■ DATA TO PROCESS ■
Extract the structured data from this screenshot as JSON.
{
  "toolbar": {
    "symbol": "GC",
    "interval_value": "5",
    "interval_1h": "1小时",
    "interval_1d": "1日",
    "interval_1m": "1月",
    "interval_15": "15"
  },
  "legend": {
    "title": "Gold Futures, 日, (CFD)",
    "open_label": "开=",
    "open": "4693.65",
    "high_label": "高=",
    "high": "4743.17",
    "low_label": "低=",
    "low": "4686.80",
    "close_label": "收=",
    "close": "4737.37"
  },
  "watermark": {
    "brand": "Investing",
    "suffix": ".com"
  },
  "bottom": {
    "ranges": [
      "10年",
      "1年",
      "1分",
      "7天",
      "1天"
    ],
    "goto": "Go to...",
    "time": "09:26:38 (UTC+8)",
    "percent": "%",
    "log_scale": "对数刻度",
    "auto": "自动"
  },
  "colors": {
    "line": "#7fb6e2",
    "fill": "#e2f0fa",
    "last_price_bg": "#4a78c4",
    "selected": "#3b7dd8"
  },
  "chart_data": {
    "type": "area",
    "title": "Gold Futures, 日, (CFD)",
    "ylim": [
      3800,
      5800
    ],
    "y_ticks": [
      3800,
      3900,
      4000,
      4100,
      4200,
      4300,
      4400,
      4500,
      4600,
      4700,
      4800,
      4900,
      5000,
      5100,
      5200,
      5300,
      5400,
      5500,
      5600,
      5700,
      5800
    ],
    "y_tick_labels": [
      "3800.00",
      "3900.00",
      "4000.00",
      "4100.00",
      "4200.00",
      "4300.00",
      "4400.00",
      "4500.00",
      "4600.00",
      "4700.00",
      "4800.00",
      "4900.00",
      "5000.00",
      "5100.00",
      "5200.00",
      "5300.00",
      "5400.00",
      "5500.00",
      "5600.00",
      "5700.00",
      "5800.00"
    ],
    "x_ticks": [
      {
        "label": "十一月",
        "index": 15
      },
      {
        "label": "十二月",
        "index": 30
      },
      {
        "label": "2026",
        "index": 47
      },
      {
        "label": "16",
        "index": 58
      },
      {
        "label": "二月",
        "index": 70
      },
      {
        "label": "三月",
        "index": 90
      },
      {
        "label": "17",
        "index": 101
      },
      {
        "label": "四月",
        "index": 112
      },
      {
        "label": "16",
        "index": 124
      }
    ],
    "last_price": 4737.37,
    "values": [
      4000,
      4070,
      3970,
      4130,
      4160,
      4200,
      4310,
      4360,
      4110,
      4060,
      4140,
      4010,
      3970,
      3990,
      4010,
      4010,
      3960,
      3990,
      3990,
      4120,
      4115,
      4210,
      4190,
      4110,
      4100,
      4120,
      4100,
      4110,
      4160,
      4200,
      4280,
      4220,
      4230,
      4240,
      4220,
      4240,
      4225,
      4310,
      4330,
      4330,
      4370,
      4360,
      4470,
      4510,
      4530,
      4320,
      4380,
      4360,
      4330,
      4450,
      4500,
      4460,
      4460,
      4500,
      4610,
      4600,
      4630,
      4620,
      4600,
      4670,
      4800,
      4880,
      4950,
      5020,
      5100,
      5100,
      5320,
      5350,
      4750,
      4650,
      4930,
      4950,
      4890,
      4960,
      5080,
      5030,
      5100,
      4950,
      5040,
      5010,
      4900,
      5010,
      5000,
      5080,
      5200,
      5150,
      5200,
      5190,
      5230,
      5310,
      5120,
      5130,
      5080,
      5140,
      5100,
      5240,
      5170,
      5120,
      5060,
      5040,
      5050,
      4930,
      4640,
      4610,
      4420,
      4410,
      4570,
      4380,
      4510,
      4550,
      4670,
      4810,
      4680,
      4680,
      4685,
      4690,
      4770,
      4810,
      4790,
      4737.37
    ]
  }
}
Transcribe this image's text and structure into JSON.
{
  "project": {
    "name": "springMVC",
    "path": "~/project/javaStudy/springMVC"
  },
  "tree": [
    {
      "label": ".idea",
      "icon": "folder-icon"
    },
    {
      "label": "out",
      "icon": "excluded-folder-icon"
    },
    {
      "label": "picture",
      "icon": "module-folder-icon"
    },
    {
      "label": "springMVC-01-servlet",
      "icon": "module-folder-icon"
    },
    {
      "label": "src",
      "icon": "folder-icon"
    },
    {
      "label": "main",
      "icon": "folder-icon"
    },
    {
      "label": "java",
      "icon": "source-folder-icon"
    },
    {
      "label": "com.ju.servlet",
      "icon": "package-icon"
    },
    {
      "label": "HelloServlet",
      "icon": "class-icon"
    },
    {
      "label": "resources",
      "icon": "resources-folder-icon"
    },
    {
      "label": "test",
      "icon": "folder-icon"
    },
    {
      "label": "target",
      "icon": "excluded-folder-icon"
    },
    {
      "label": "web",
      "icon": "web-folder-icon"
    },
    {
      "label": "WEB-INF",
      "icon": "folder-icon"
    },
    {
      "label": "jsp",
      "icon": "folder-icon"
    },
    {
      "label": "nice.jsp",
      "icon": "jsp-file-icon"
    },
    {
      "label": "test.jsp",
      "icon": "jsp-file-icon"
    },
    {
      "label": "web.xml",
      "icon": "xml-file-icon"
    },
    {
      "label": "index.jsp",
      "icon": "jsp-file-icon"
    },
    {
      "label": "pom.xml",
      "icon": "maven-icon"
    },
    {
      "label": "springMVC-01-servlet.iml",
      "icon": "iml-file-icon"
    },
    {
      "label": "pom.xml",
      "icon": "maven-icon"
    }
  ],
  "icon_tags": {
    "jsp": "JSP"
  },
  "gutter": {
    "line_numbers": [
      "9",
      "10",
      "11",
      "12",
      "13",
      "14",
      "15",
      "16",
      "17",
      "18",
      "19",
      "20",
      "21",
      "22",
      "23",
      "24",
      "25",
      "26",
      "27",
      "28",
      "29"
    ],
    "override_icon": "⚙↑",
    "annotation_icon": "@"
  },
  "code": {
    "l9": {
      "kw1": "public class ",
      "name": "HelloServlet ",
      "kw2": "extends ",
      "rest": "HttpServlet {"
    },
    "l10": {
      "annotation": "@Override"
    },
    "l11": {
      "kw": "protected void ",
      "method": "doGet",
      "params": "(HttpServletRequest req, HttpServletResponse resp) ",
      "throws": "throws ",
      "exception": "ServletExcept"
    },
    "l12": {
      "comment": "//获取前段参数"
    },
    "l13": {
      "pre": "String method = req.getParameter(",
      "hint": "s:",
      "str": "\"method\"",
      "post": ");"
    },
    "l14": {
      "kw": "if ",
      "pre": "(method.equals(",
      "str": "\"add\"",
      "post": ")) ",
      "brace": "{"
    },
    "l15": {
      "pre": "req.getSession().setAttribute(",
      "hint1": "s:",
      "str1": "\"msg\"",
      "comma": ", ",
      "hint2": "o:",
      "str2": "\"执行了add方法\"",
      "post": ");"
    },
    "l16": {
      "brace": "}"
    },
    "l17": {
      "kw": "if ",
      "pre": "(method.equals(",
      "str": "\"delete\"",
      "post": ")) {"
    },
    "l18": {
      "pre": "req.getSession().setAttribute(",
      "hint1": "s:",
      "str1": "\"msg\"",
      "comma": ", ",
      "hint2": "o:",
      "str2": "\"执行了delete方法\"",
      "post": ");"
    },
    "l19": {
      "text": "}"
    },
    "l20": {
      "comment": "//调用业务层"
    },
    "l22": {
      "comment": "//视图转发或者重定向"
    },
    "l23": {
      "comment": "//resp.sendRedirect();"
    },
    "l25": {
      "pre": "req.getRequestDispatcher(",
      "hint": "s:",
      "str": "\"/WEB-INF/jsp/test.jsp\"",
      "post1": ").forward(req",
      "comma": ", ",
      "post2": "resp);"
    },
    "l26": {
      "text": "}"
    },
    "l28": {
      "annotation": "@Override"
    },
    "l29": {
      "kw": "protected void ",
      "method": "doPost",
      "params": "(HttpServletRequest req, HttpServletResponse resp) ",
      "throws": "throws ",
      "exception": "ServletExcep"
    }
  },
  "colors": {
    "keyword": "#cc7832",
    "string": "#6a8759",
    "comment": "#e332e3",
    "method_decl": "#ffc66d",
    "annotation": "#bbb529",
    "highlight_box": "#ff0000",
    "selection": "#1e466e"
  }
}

■ WRITTEN INSTRUCTION ■
Read the data above and pull out each line that holds the string "index".

■ REPLY TO THE EXERCISE ■
        "index": 15
        "index": 30
        "index": 47
        "index": 58
        "index": 70
        "index": 90
        "index": 101
        "index": 112
        "index": 124
      "label": "index.jsp",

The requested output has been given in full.